▸ Task details
Copy each line of the records that contains the word "Cumulative".

Excerpts from a figure dataset:
::::::::::

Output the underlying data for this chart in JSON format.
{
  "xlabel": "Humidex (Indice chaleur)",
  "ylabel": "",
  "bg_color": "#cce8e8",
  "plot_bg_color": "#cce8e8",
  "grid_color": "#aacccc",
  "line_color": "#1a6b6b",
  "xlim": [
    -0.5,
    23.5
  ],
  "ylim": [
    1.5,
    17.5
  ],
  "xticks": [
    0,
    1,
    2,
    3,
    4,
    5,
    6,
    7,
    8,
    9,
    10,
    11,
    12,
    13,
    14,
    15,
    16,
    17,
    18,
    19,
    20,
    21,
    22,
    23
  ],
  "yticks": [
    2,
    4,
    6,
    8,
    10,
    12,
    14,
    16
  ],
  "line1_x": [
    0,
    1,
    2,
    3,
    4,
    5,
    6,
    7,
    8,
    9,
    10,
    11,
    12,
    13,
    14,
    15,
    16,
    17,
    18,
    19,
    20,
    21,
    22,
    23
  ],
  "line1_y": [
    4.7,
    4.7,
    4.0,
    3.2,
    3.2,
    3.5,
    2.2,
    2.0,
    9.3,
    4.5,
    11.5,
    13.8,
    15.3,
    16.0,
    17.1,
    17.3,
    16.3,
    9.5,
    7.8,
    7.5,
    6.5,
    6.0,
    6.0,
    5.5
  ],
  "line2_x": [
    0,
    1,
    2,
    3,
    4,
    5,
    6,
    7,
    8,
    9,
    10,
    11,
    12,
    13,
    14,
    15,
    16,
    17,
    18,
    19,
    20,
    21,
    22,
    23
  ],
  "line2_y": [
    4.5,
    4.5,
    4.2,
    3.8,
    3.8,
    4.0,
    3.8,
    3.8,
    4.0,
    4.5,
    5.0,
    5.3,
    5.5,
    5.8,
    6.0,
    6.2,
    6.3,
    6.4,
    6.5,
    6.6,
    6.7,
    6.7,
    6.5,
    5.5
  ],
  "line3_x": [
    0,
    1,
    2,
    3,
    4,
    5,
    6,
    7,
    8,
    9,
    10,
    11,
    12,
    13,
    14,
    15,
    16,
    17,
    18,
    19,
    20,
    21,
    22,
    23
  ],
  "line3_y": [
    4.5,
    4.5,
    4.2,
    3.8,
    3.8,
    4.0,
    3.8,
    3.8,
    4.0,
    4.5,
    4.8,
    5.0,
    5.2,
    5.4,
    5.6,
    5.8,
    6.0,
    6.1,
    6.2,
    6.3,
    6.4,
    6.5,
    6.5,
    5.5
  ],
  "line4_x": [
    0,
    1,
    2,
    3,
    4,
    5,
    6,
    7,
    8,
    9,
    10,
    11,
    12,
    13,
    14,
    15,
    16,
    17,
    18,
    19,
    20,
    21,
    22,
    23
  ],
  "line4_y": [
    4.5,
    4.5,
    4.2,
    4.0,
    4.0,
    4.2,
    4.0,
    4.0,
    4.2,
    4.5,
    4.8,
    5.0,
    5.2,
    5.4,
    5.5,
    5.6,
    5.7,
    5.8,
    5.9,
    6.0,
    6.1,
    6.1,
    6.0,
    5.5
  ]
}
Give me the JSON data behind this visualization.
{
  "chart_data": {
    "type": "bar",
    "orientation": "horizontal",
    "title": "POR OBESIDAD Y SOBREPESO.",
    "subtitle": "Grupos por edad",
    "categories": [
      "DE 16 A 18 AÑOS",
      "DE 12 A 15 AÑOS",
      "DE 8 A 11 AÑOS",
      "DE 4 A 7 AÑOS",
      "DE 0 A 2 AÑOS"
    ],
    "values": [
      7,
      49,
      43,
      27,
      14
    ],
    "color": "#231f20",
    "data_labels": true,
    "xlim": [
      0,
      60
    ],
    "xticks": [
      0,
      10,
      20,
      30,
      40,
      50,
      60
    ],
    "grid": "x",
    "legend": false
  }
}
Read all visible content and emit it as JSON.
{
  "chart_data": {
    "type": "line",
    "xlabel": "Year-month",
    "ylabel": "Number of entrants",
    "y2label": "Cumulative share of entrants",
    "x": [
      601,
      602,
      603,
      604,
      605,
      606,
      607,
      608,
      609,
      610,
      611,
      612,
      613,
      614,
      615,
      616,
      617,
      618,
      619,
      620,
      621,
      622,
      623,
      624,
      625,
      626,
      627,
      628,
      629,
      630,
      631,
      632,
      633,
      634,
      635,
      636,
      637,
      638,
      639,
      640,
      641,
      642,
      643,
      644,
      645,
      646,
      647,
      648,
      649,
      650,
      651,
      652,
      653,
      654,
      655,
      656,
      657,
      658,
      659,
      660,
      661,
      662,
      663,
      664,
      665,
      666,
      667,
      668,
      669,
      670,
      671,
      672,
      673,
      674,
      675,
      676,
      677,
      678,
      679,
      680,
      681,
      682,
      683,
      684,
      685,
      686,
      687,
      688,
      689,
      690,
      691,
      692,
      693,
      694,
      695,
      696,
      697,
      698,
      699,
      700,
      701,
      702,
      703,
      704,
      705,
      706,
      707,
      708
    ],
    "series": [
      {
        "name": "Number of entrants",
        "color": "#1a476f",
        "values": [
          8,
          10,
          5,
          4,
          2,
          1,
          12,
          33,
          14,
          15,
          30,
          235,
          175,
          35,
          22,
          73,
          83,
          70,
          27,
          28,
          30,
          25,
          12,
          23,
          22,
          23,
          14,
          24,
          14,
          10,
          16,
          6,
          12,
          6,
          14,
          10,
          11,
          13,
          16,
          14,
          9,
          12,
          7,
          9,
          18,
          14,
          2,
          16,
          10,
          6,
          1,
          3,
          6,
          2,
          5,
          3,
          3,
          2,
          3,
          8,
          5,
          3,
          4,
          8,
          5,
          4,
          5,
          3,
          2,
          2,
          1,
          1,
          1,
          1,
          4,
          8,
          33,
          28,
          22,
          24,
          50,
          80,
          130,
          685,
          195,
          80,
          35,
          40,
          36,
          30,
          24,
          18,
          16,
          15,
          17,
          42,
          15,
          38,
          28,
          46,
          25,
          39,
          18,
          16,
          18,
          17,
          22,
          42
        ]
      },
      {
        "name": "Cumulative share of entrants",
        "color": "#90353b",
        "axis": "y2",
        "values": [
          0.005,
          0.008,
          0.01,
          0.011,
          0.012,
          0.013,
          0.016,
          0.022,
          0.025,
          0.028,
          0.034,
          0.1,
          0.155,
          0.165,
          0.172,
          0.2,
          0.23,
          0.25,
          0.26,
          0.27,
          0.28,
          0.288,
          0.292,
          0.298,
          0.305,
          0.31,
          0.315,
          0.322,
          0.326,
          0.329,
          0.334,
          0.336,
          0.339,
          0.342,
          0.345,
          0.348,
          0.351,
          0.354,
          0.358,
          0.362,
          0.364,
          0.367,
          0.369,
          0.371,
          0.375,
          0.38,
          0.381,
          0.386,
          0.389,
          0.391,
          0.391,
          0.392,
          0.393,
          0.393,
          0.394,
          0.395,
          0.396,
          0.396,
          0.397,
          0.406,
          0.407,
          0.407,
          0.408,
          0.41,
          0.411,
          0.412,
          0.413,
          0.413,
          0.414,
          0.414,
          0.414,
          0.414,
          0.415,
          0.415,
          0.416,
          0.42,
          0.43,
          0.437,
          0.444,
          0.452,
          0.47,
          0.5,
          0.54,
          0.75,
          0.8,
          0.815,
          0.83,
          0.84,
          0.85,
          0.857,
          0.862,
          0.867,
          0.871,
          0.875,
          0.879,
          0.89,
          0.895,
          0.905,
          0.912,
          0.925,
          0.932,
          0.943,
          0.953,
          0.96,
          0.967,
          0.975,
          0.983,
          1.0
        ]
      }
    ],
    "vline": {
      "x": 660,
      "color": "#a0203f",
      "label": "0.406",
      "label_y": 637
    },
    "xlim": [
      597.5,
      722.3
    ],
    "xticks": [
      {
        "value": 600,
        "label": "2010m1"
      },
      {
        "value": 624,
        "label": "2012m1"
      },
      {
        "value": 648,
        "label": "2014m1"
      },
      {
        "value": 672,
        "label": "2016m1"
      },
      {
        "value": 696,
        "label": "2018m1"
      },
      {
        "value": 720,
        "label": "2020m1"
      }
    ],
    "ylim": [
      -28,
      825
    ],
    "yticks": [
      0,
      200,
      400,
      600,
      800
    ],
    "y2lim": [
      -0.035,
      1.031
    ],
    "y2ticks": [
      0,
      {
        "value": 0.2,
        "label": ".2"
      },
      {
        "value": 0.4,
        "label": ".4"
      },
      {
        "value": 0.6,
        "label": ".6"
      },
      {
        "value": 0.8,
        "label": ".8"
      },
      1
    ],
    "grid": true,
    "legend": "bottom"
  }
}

::::::::::

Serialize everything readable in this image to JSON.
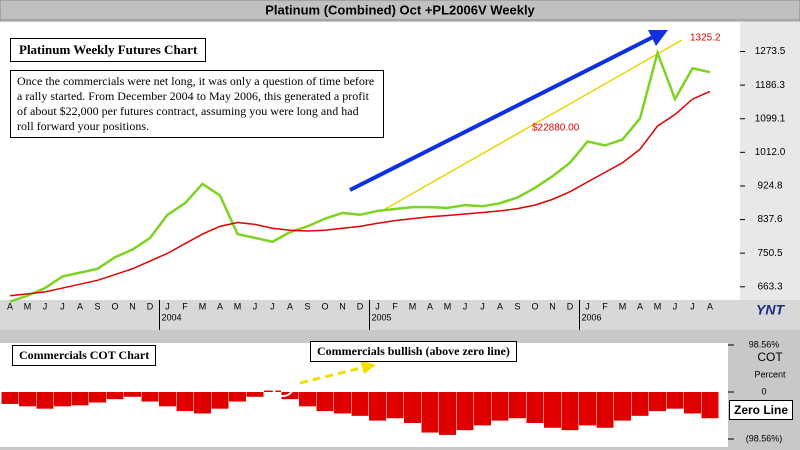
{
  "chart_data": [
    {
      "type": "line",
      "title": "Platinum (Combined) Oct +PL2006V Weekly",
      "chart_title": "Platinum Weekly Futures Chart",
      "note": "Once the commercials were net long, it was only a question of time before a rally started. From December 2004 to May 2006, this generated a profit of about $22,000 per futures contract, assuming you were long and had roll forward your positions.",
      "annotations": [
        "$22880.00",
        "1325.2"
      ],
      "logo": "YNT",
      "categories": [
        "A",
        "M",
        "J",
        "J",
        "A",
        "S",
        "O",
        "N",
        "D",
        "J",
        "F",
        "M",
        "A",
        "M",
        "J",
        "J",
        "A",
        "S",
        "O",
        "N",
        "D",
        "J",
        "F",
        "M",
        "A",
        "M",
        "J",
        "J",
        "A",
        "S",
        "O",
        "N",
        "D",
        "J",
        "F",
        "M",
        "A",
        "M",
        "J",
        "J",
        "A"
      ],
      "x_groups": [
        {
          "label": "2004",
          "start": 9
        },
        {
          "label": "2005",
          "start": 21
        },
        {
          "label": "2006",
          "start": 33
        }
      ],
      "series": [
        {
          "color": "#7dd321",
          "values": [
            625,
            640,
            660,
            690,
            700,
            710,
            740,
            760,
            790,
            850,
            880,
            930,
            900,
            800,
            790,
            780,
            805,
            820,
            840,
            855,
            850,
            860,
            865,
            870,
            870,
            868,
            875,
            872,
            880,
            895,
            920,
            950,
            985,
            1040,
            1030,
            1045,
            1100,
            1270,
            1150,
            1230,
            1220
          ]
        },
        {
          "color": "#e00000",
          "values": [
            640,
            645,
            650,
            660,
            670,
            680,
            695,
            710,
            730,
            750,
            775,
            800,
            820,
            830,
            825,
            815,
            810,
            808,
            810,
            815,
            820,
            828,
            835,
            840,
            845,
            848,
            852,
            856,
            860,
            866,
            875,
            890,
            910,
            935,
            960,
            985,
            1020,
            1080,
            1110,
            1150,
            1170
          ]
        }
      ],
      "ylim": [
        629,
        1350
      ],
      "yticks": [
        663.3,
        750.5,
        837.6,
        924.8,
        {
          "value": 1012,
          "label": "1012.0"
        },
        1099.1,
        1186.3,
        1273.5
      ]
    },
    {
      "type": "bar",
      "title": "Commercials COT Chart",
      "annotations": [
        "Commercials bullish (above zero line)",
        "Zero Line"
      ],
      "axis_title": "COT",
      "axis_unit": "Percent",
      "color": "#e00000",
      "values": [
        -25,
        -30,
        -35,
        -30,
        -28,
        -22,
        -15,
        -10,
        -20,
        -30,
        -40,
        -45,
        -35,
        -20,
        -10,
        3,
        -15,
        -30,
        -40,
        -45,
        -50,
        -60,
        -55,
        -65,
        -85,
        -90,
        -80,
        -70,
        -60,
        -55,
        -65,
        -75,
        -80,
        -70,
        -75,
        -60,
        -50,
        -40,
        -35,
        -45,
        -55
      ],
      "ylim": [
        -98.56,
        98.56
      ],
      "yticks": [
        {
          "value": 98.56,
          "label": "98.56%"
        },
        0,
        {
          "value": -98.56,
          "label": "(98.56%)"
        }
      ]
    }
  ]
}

::::::::::

▸ Result of the task
    "y2label": "Cumulative share of entrants",
        "name": "Cumulative share of entrants",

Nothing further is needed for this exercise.